> Written problem: Repeat, exactly and completely, the material that follows. Omit the pictures.

> Task inputs:
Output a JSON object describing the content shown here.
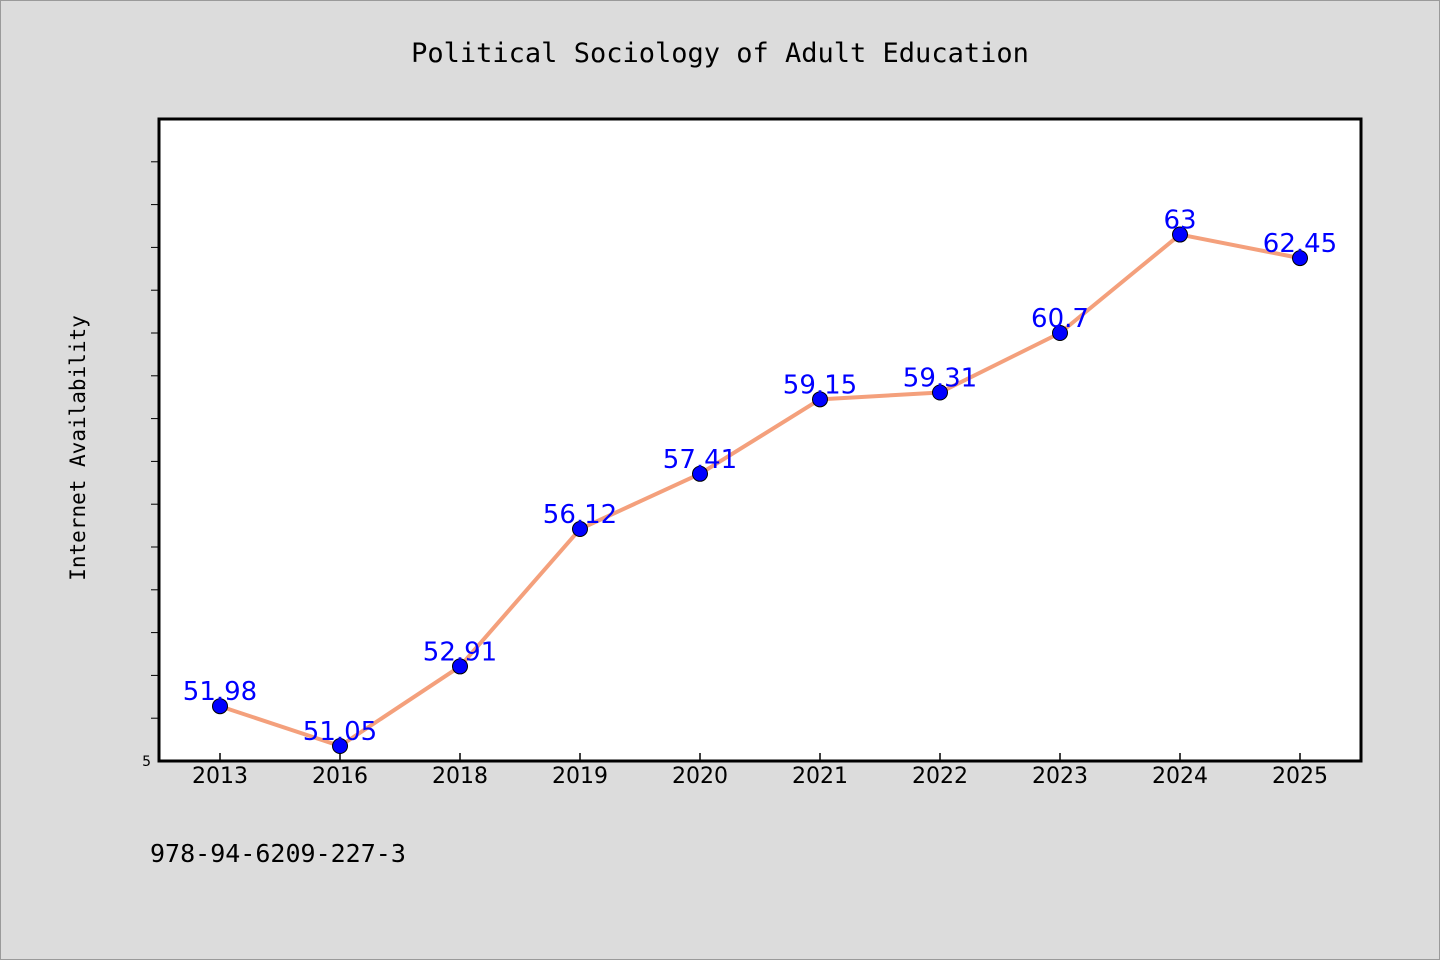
{
  "chart_data": {
    "type": "line",
    "title": "Political Sociology of Adult Education",
    "xlabel": "",
    "ylabel": "Internet Availability",
    "categories": [
      "2013",
      "2016",
      "2018",
      "2019",
      "2020",
      "2021",
      "2022",
      "2023",
      "2024",
      "2025"
    ],
    "series": [
      {
        "values": [
          51.98,
          51.05,
          52.91,
          56.12,
          57.41,
          59.15,
          59.31,
          60.7,
          63,
          62.45
        ],
        "labels": [
          "51.98",
          "51.05",
          "52.91",
          "56.12",
          "57.41",
          "59.15",
          "59.31",
          "60.7",
          "63",
          "62.45"
        ],
        "line_color": "#f4a07c",
        "marker_color": "#0000ff"
      }
    ],
    "y_tick_labels": [
      "5"
    ],
    "ylim": [
      50.7,
      65.7
    ],
    "grid": false,
    "legend": "none"
  },
  "footer": {
    "isbn": "978-94-6209-227-3"
  },
  "colors": {
    "background": "#dcdcdc",
    "plot_background": "#ffffff",
    "line": "#f4a07c",
    "marker": "#0000ff",
    "data_label": "#0000ff"
  }
}
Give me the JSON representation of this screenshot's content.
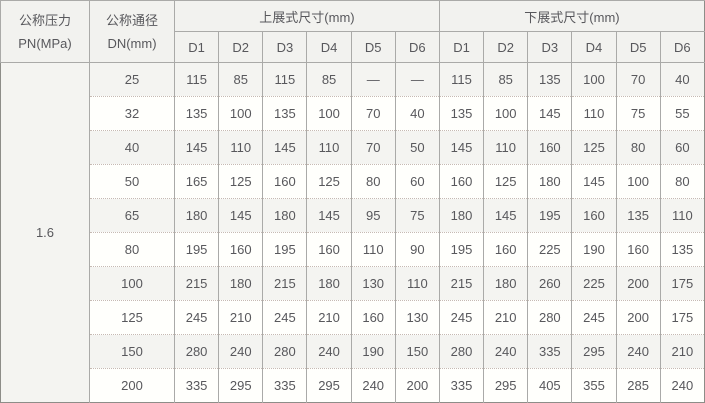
{
  "header": {
    "pressure": {
      "line1": "公称压力",
      "line2": "PN(MPa)"
    },
    "diameter": {
      "line1": "公称通径",
      "line2": "DN(mm)"
    },
    "groups": [
      {
        "label": "上展式尺寸(mm)"
      },
      {
        "label": "下展式尺寸(mm)"
      }
    ],
    "sub_headers": [
      "D1",
      "D2",
      "D3",
      "D4",
      "D5",
      "D6"
    ]
  },
  "body": {
    "pressure_value": "1.6",
    "empty_mark": "—",
    "rows": [
      {
        "dn": "25",
        "upper": [
          "115",
          "85",
          "115",
          "85",
          "—",
          "—"
        ],
        "lower": [
          "115",
          "85",
          "135",
          "100",
          "70",
          "40"
        ]
      },
      {
        "dn": "32",
        "upper": [
          "135",
          "100",
          "135",
          "100",
          "70",
          "40"
        ],
        "lower": [
          "135",
          "100",
          "145",
          "110",
          "75",
          "55"
        ]
      },
      {
        "dn": "40",
        "upper": [
          "145",
          "110",
          "145",
          "110",
          "70",
          "50"
        ],
        "lower": [
          "145",
          "110",
          "160",
          "125",
          "80",
          "60"
        ]
      },
      {
        "dn": "50",
        "upper": [
          "165",
          "125",
          "160",
          "125",
          "80",
          "60"
        ],
        "lower": [
          "160",
          "125",
          "180",
          "145",
          "100",
          "80"
        ]
      },
      {
        "dn": "65",
        "upper": [
          "180",
          "145",
          "180",
          "145",
          "95",
          "75"
        ],
        "lower": [
          "180",
          "145",
          "195",
          "160",
          "135",
          "110"
        ]
      },
      {
        "dn": "80",
        "upper": [
          "195",
          "160",
          "195",
          "160",
          "110",
          "90"
        ],
        "lower": [
          "195",
          "160",
          "225",
          "190",
          "160",
          "135"
        ]
      },
      {
        "dn": "100",
        "upper": [
          "215",
          "180",
          "215",
          "180",
          "130",
          "110"
        ],
        "lower": [
          "215",
          "180",
          "260",
          "225",
          "200",
          "175"
        ]
      },
      {
        "dn": "125",
        "upper": [
          "245",
          "210",
          "245",
          "210",
          "160",
          "130"
        ],
        "lower": [
          "245",
          "210",
          "280",
          "245",
          "200",
          "175"
        ]
      },
      {
        "dn": "150",
        "upper": [
          "280",
          "240",
          "280",
          "240",
          "190",
          "150"
        ],
        "lower": [
          "280",
          "240",
          "335",
          "295",
          "240",
          "210"
        ]
      },
      {
        "dn": "200",
        "upper": [
          "335",
          "295",
          "335",
          "295",
          "240",
          "200"
        ],
        "lower": [
          "335",
          "295",
          "405",
          "355",
          "285",
          "240"
        ]
      }
    ]
  },
  "colors": {
    "header_bg": "#f2f2ef",
    "row_alt_bg": "#f4f4f1",
    "row_bg": "#fffffc",
    "outer_border": "#8d8d88",
    "inner_border_vertical": "#aaaaa8",
    "inner_border_horizontal": "#c6bab2",
    "text": "#58585c"
  }
}
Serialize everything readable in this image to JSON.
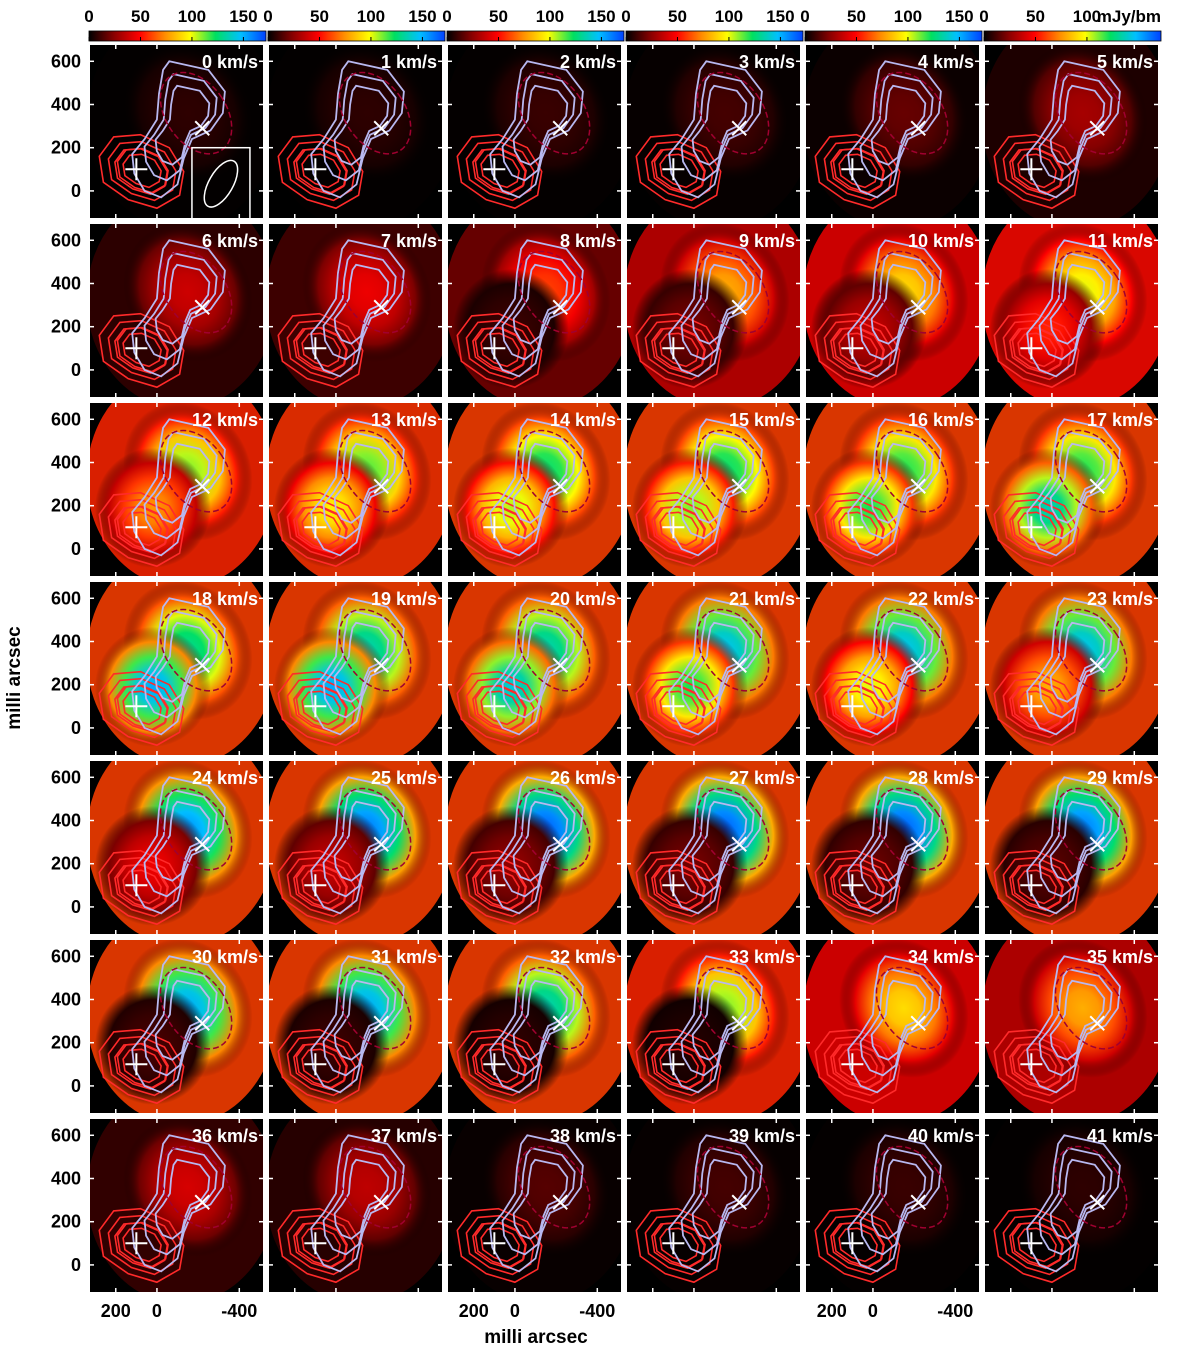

> Written response:
Output a JSON object describing the content shown here.
{
  "chart_data": {
    "type": "line",
    "title": "Political Sociology of Adult Education",
    "xlabel": "",
    "ylabel": "Internet Availability",
    "categories": [
      "2013",
      "2016",
      "2018",
      "2019",
      "2020",
      "2021",
      "2022",
      "2023",
      "2024",
      "2025"
    ],
    "series": [
      {
        "values": [
          51.98,
          51.05,
          52.91,
          56.12,
          57.41,
          59.15,
          59.31,
          60.7,
          63,
          62.45
        ],
        "labels": [
          "51.98",
          "51.05",
          "52.91",
          "56.12",
          "57.41",
          "59.15",
          "59.31",
          "60.7",
          "63",
          "62.45"
        ],
        "line_color": "#f4a07c",
        "marker_color": "#0000ff"
      }
    ],
    "y_tick_labels": [
      "5"
    ],
    "ylim": [
      50.7,
      65.7
    ],
    "grid": false,
    "legend": "none"
  },
  "footer": {
    "isbn": "978-94-6209-227-3"
  },
  "colors": {
    "background": "#dcdcdc",
    "plot_background": "#ffffff",
    "line": "#f4a07c",
    "marker": "#0000ff",
    "data_label": "#0000ff"
  }
}
Give me the JSON representation of this screenshot's content.
{
  "header": {
    "pressure": {
      "line1": "公称压力",
      "line2": "PN(MPa)"
    },
    "diameter": {
      "line1": "公称通径",
      "line2": "DN(mm)"
    },
    "groups": [
      {
        "label": "上展式尺寸(mm)"
      },
      {
        "label": "下展式尺寸(mm)"
      }
    ],
    "sub_headers": [
      "D1",
      "D2",
      "D3",
      "D4",
      "D5",
      "D6"
    ]
  },
  "body": {
    "pressure_value": "1.6",
    "empty_mark": "—",
    "rows": [
      {
        "dn": "25",
        "upper": [
          "115",
          "85",
          "115",
          "85",
          "—",
          "—"
        ],
        "lower": [
          "115",
          "85",
          "135",
          "100",
          "70",
          "40"
        ]
      },
      {
        "dn": "32",
        "upper": [
          "135",
          "100",
          "135",
          "100",
          "70",
          "40"
        ],
        "lower": [
          "135",
          "100",
          "145",
          "110",
          "75",
          "55"
        ]
      },
      {
        "dn": "40",
        "upper": [
          "145",
          "110",
          "145",
          "110",
          "70",
          "50"
        ],
        "lower": [
          "145",
          "110",
          "160",
          "125",
          "80",
          "60"
        ]
      },
      {
        "dn": "50",
        "upper": [
          "165",
          "125",
          "160",
          "125",
          "80",
          "60"
        ],
        "lower": [
          "160",
          "125",
          "180",
          "145",
          "100",
          "80"
        ]
      },
      {
        "dn": "65",
        "upper": [
          "180",
          "145",
          "180",
          "145",
          "95",
          "75"
        ],
        "lower": [
          "180",
          "145",
          "195",
          "160",
          "135",
          "110"
        ]
      },
      {
        "dn": "80",
        "upper": [
          "195",
          "160",
          "195",
          "160",
          "110",
          "90"
        ],
        "lower": [
          "195",
          "160",
          "225",
          "190",
          "160",
          "135"
        ]
      },
      {
        "dn": "100",
        "upper": [
          "215",
          "180",
          "215",
          "180",
          "130",
          "110"
        ],
        "lower": [
          "215",
          "180",
          "260",
          "225",
          "200",
          "175"
        ]
      },
      {
        "dn": "125",
        "upper": [
          "245",
          "210",
          "245",
          "210",
          "160",
          "130"
        ],
        "lower": [
          "245",
          "210",
          "280",
          "245",
          "200",
          "175"
        ]
      },
      {
        "dn": "150",
        "upper": [
          "280",
          "240",
          "280",
          "240",
          "190",
          "150"
        ],
        "lower": [
          "280",
          "240",
          "335",
          "295",
          "240",
          "210"
        ]
      },
      {
        "dn": "200",
        "upper": [
          "335",
          "295",
          "335",
          "295",
          "240",
          "200"
        ],
        "lower": [
          "335",
          "295",
          "405",
          "355",
          "285",
          "240"
        ]
      }
    ]
  },
  "colors": {
    "header_bg": "#f2f2ef",
    "row_alt_bg": "#f4f4f1",
    "row_bg": "#fffffc",
    "outer_border": "#8d8d88",
    "inner_border_vertical": "#aaaaa8",
    "inner_border_horizontal": "#c6bab2",
    "text": "#58585c"
  }
}
Serialize everything readable in this image to JSON.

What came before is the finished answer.